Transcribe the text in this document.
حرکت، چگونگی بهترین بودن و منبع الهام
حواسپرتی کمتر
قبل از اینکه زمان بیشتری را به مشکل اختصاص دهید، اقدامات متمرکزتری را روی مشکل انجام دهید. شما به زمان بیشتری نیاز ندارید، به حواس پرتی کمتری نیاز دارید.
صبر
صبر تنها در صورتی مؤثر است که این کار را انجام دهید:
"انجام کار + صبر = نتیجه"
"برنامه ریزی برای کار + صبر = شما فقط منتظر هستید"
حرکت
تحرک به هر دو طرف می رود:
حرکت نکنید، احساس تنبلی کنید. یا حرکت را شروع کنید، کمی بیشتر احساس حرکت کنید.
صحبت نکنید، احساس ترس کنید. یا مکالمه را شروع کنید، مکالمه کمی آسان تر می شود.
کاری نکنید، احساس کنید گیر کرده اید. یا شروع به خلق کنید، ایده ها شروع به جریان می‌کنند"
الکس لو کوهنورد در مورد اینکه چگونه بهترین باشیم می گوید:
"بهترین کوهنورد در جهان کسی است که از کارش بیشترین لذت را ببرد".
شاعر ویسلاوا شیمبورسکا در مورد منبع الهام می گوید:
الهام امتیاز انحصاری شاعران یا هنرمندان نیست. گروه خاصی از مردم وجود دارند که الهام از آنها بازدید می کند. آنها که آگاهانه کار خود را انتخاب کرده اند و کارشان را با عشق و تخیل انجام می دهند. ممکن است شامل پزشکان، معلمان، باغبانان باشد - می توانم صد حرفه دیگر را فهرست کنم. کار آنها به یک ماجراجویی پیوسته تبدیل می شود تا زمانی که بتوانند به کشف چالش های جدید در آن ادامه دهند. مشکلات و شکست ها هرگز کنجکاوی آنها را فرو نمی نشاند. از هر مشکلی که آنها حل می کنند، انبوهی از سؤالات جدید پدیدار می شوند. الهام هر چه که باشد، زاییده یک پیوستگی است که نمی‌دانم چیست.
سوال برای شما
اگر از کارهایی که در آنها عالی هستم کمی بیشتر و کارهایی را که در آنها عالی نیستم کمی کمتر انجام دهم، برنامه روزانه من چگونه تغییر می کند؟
++++++++++++++++++++
> The request
Pick out every line of the listing containing the word "مورد", and show those lines.

> Exercise result
الکس لو کوهنورد در مورد اینکه چگونه بهترین باشیم می گوید:
شاعر ویسلاوا شیمبورسکا در مورد منبع الهام می گوید:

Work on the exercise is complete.